EXERCISE DATA:
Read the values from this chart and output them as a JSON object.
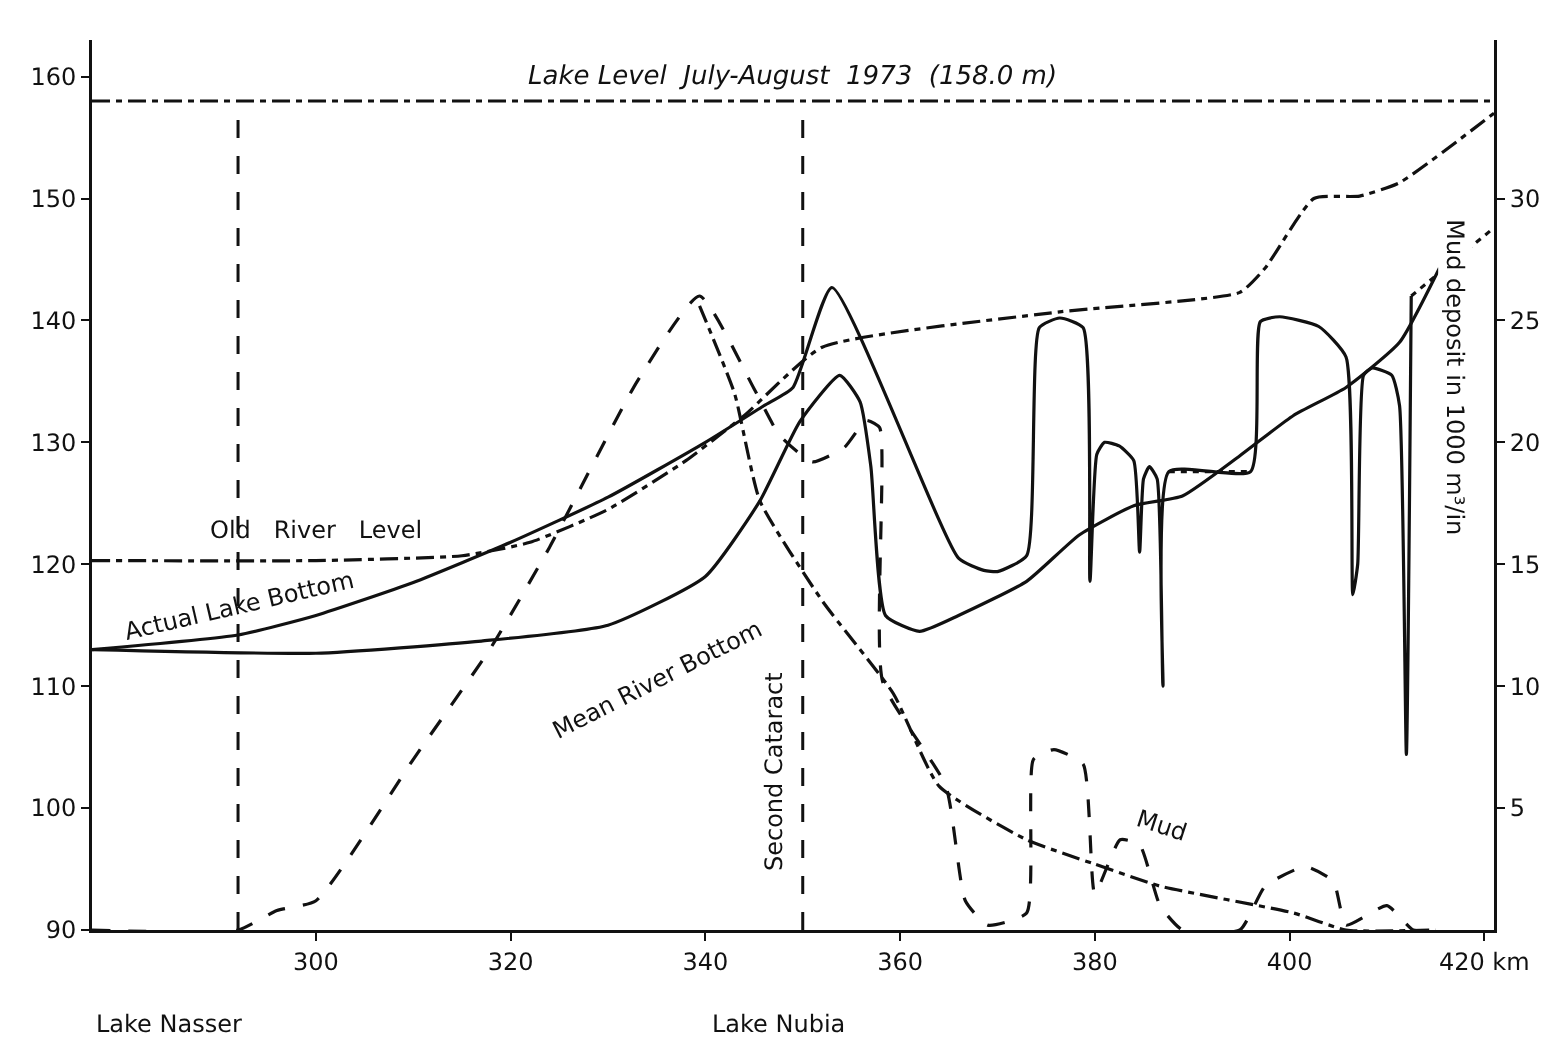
{
  "chart_data": {
    "type": "line",
    "xlabel": null,
    "y2label": "Mud deposit in 1000 m³/in",
    "xlim": [
      277,
      421
    ],
    "xticks": [
      300,
      320,
      340,
      360,
      380,
      400,
      {
        "value": 420,
        "label": "420 km"
      }
    ],
    "ylim": [
      90,
      163
    ],
    "yticks": [
      90,
      100,
      110,
      120,
      130,
      140,
      150,
      160
    ],
    "y2lim": [
      0,
      36.5
    ],
    "y2ticks": [
      5,
      10,
      15,
      20,
      25,
      30
    ],
    "grid": false,
    "marker": "none",
    "series": [
      {
        "color": "#111111",
        "line_style": "dashdot",
        "x": [
          277,
          300,
          315,
          322,
          330,
          338,
          344,
          352,
          376.4,
          394.9,
          397.5,
          402.5,
          407.2,
          411.3,
          421
        ],
        "values": [
          120.3,
          120.3,
          120.7,
          121.8,
          124.5,
          128.5,
          132.2,
          137.8,
          140.7,
          142.3,
          144.3,
          150,
          150.2,
          151.3,
          157
        ]
      },
      {
        "color": "#111111",
        "line_style": "solid",
        "x": [
          277,
          292,
          300,
          310,
          320,
          330,
          340,
          346,
          349,
          353,
          366,
          368.6,
          370,
          373,
          374.3,
          376.4,
          378.8,
          379.5,
          380.2,
          381,
          382.5,
          384,
          384.6,
          385,
          385.6,
          386.4,
          387,
          387.6,
          396,
          397,
          399,
          403,
          405.8,
          406.5,
          407,
          407.6,
          408.5,
          410.5,
          411.3,
          412,
          412.5
        ],
        "values": [
          113,
          114.2,
          115.8,
          118.5,
          121.8,
          125.5,
          130,
          133,
          134.5,
          142.7,
          120.5,
          119.5,
          119.4,
          120.7,
          139.4,
          140.2,
          139.4,
          118.6,
          129,
          130,
          129.7,
          128.5,
          121,
          127,
          128,
          127,
          110,
          127.6,
          127.6,
          139.9,
          140.3,
          139.5,
          137,
          117.5,
          120,
          135.5,
          136.1,
          135.5,
          133,
          104.4,
          142
        ]
      },
      {
        "color": "#111111",
        "line_style": "solid",
        "x": [
          277,
          300,
          317,
          330,
          340,
          345.6,
          349.7,
          353.8,
          355.9,
          357,
          358.5,
          362,
          366,
          373,
          378.4,
          384,
          389,
          394.9,
          400.4,
          405.8,
          411.3,
          415.4
        ],
        "values": [
          113,
          112.7,
          113.7,
          115,
          119,
          125.2,
          131.7,
          135.5,
          133.3,
          128,
          115.8,
          114.5,
          115.8,
          118.6,
          122.4,
          124.8,
          125.6,
          128.9,
          132.2,
          134.5,
          138.2,
          144.3
        ]
      },
      {
        "color": "#111111",
        "line_style": "dotted",
        "x": [
          387.6,
          396,
          null,
          412.5,
          421
        ],
        "values": [
          127.6,
          127.6,
          null,
          142,
          147.6
        ]
      },
      {
        "color": "#111111",
        "line_style": "dashed",
        "axis": "y2",
        "x": [
          277,
          292,
          296,
          300,
          310,
          318,
          324,
          333,
          339.4,
          345,
          347.6,
          351,
          354.3,
          356.5,
          357.9,
          358.2,
          364.7,
          366.7,
          369,
          373,
          373.7,
          375.8,
          378.8,
          380,
          382.6,
          384.6,
          386.7,
          389,
          394.9,
          397.5,
          401.6,
          404.5,
          405.8,
          410,
          412.7,
          415
        ],
        "values": [
          0,
          0,
          0.8,
          1.2,
          7,
          11.6,
          15.7,
          22.5,
          26,
          22.2,
          20.3,
          19.2,
          19.8,
          20.9,
          20.6,
          10.2,
          5.9,
          1.2,
          0.2,
          0.7,
          7,
          7.4,
          6.8,
          1.5,
          3.7,
          3.5,
          1,
          0,
          0,
          1.8,
          2.6,
          2,
          0.2,
          1,
          0,
          0
        ]
      },
      {
        "color": "#111111",
        "line_style": "dashdot",
        "axis": "y2",
        "x": [
          339.4,
          343,
          345.6,
          352,
          359.3,
          364,
          373,
          380,
          386.7,
          400.4,
          405.8,
          415
        ],
        "values": [
          25.6,
          22,
          17.6,
          13.5,
          9.7,
          5.9,
          3.7,
          2.7,
          1.8,
          0.7,
          0,
          0
        ]
      }
    ],
    "ref_lines": [
      {
        "axis": "y",
        "value": 158,
        "label": "Lake Level  July-August  1973  (158.0 m)",
        "line_style": "dashdot",
        "color": "#111111"
      },
      {
        "axis": "x",
        "value": 292,
        "label": null,
        "line_style": "dashed",
        "color": "#111111"
      },
      {
        "axis": "x",
        "value": 350,
        "label": null,
        "line_style": "dashed",
        "color": "#111111"
      }
    ],
    "annotations": [
      "Old   River   Level",
      "Actual Lake Bottom",
      "Mean River Bottom",
      "Second Cataract",
      "Mud",
      "Lake Nasser",
      "Lake Nubia"
    ]
  }
}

PROBLEM STATEMENT: Do not copy the pictures, but repeat every line exactly.

SOLVED EXERCISE:
Read the values from this chart and output them as a JSON object.
{
  "chart_data": {
    "type": "line",
    "xlabel": null,
    "y2label": "Mud deposit in 1000 m³/in",
    "xlim": [
      277,
      421
    ],
    "xticks": [
      300,
      320,
      340,
      360,
      380,
      400,
      {
        "value": 420,
        "label": "420 km"
      }
    ],
    "ylim": [
      90,
      163
    ],
    "yticks": [
      90,
      100,
      110,
      120,
      130,
      140,
      150,
      160
    ],
    "y2lim": [
      0,
      36.5
    ],
    "y2ticks": [
      5,
      10,
      15,
      20,
      25,
      30
    ],
    "grid": false,
    "marker": "none",
    "series": [
      {
        "color": "#111111",
        "line_style": "dashdot",
        "x": [
          277,
          300,
          315,
          322,
          330,
          338,
          344,
          352,
          376.4,
          394.9,
          397.5,
          402.5,
          407.2,
          411.3,
          421
        ],
        "values": [
          120.3,
          120.3,
          120.7,
          121.8,
          124.5,
          128.5,
          132.2,
          137.8,
          140.7,
          142.3,
          144.3,
          150,
          150.2,
          151.3,
          157
        ]
      },
      {
        "color": "#111111",
        "line_style": "solid",
        "x": [
          277,
          292,
          300,
          310,
          320,
          330,
          340,
          346,
          349,
          353,
          366,
          368.6,
          370,
          373,
          374.3,
          376.4,
          378.8,
          379.5,
          380.2,
          381,
          382.5,
          384,
          384.6,
          385,
          385.6,
          386.4,
          387,
          387.6,
          396,
          397,
          399,
          403,
          405.8,
          406.5,
          407,
          407.6,
          408.5,
          410.5,
          411.3,
          412,
          412.5
        ],
        "values": [
          113,
          114.2,
          115.8,
          118.5,
          121.8,
          125.5,
          130,
          133,
          134.5,
          142.7,
          120.5,
          119.5,
          119.4,
          120.7,
          139.4,
          140.2,
          139.4,
          118.6,
          129,
          130,
          129.7,
          128.5,
          121,
          127,
          128,
          127,
          110,
          127.6,
          127.6,
          139.9,
          140.3,
          139.5,
          137,
          117.5,
          120,
          135.5,
          136.1,
          135.5,
          133,
          104.4,
          142
        ]
      },
      {
        "color": "#111111",
        "line_style": "solid",
        "x": [
          277,
          300,
          317,
          330,
          340,
          345.6,
          349.7,
          353.8,
          355.9,
          357,
          358.5,
          362,
          366,
          373,
          378.4,
          384,
          389,
          394.9,
          400.4,
          405.8,
          411.3,
          415.4
        ],
        "values": [
          113,
          112.7,
          113.7,
          115,
          119,
          125.2,
          131.7,
          135.5,
          133.3,
          128,
          115.8,
          114.5,
          115.8,
          118.6,
          122.4,
          124.8,
          125.6,
          128.9,
          132.2,
          134.5,
          138.2,
          144.3
        ]
      },
      {
        "color": "#111111",
        "line_style": "dotted",
        "x": [
          387.6,
          396,
          null,
          412.5,
          421
        ],
        "values": [
          127.6,
          127.6,
          null,
          142,
          147.6
        ]
      },
      {
        "color": "#111111",
        "line_style": "dashed",
        "axis": "y2",
        "x": [
          277,
          292,
          296,
          300,
          310,
          318,
          324,
          333,
          339.4,
          345,
          347.6,
          351,
          354.3,
          356.5,
          357.9,
          358.2,
          364.7,
          366.7,
          369,
          373,
          373.7,
          375.8,
          378.8,
          380,
          382.6,
          384.6,
          386.7,
          389,
          394.9,
          397.5,
          401.6,
          404.5,
          405.8,
          410,
          412.7,
          415
        ],
        "values": [
          0,
          0,
          0.8,
          1.2,
          7,
          11.6,
          15.7,
          22.5,
          26,
          22.2,
          20.3,
          19.2,
          19.8,
          20.9,
          20.6,
          10.2,
          5.9,
          1.2,
          0.2,
          0.7,
          7,
          7.4,
          6.8,
          1.5,
          3.7,
          3.5,
          1,
          0,
          0,
          1.8,
          2.6,
          2,
          0.2,
          1,
          0,
          0
        ]
      },
      {
        "color": "#111111",
        "line_style": "dashdot",
        "axis": "y2",
        "x": [
          339.4,
          343,
          345.6,
          352,
          359.3,
          364,
          373,
          380,
          386.7,
          400.4,
          405.8,
          415
        ],
        "values": [
          25.6,
          22,
          17.6,
          13.5,
          9.7,
          5.9,
          3.7,
          2.7,
          1.8,
          0.7,
          0,
          0
        ]
      }
    ],
    "ref_lines": [
      {
        "axis": "y",
        "value": 158,
        "label": "Lake Level  July-August  1973  (158.0 m)",
        "line_style": "dashdot",
        "color": "#111111"
      },
      {
        "axis": "x",
        "value": 292,
        "label": null,
        "line_style": "dashed",
        "color": "#111111"
      },
      {
        "axis": "x",
        "value": 350,
        "label": null,
        "line_style": "dashed",
        "color": "#111111"
      }
    ],
    "annotations": [
      "Old   River   Level",
      "Actual Lake Bottom",
      "Mean River Bottom",
      "Second Cataract",
      "Mud",
      "Lake Nasser",
      "Lake Nubia"
    ]
  }
}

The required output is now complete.